● Text extract:
######

An example: Classes are represented as sets (fields, properties) and functions (operating on the elements of sets). A parent class' fields are a subset of child class'. Functions are described in pseudocode which has to look like this and that...
I know that Z Notation has been used to some extent in the formal verification of software, such as the Tokeneer project.
Z Notation
Z Reference Manual
http://www.amazon.com/Concrete-Mathematics-Foundation-Computer-Science/dp/0201558025
Yes, there is, Floyd-Hoare Logic.
There are a lot of way, but i think most of them are inconvenient for expressing the structure since the structure is often not expressable in default mathematical concepts. The main exception is of course functional programing languages. Think about folds (catamorphisme), groups, algebra's etc.
For imperative programming I know of the existence of Z, which uses (pure and extended) lambda calculus set theory and (first order) predicate logic. However, i dont think it's very convenient. The only upside of using mathematics to express structure is the fact that you can prove stuff about it. But if you want to do that, take a look at JML, Spec# or Eiffel.
Depends on what you're trying to accomplish, but going down this road with specific languages can get you into trouble.
For example, see the circle-ellipse discussion on C++ FAQ Lite.
This book applies the deductive method
to programming by affiliating programs
with the abstract mathematical
theories that enable them work. [...]
I believe that Elements of Programming by Alexander Stepanov and Paul McJones, is pretty close to what you are looking for.
Concepts
A concept is a description of
requirements on one or more types
stated in terms of the existence and
properties of procedures, type
attributes, and type functions defined
on the types.
Z, which has already been mentioned, is pretty much what you describe. There are some variants of it for object-oriented modelling, but I think you can get quite far with "standard Z's" schemas if you wish to model classes.
There's also Alloy, which is newer and inspired by Z. Its notation is perhaps a bit closer to object-orientation. It is also analysable, i.e. you can check the models you create whether they fulfill certain conditions, but it cannot prove that properties hold, just attempt to refute within a finite scope.
The article Dependable Software by Design is a nice introduction to Alloy and its ilk, along with a table of available similar tools.
You are looking for functional programming. There are several functional programming languages, and they are all based on a fundamental mathematical theory called the Lambda calculus. Programs written in a functional programming language such as LISP are a mathematical representation of themselves. ;-)
There is a mathematical language which actually describes a program or rather it's operations. You take the initial state and then transform this state until you reach the desired target state. The transformations yield the program code which must be executed.
See the Wikipedia article about Hoare logic.
The basic idea is that for every function (no matter if you put that into a class or into an old style function), you have a pre- and a post-condition. For example, the precondition can be that you have an array which has >= 0 elements. the post-condition is that every element[i] must by <= element[j] for every i <= j.
The usual description would be "the function sorts the array". But the mathematical terms allow you to transform the input (which must match the precondition) into the output (which must match the postcondition).

######

● Written exercise 1: In the thread on describing programs mathematically, which project is named as an example of using Z Notation in formal software verification?
● Written exercise 2: Output everything in the thread on describing programs mathematically from "Z, which has" down to "available similar tools.", copied word for word.

● Provided material:
######

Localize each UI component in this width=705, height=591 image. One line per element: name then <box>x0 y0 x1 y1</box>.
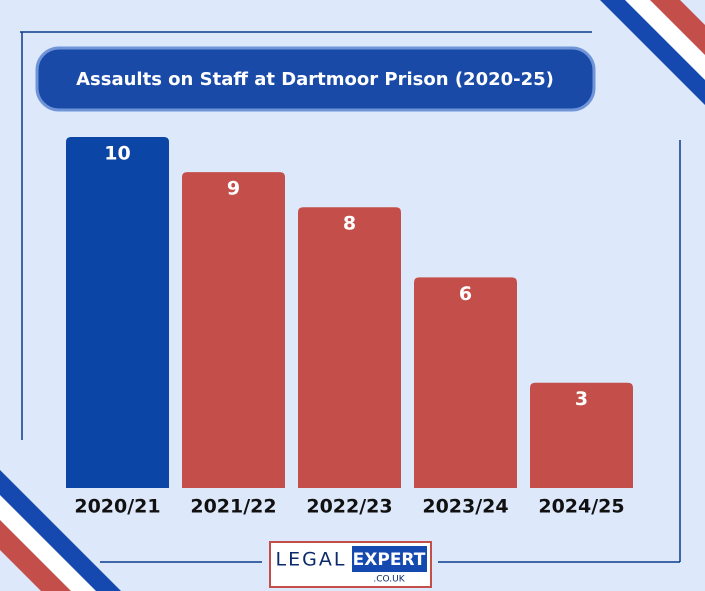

######

● Correct output 1: The Tokeneer project.

● Correct output 2:
Z, which has already been mentioned, is pretty much what you describe. There are some variants of it for object-oriented modelling, but I think you can get quite far with "standard Z's" schemas if you wish to model classes.
There's also Alloy, which is newer and inspired by Z. Its notation is perhaps a bit closer to object-orientation. It is also analysable, i.e. you can check the models you create whether they fulfill certain conditions, but it cannot prove that properties hold, just attempt to refute within a finite scope.
The article Dependable Software by Design is a nice introduction to Alloy and its ilk, along with a table of available similar tools.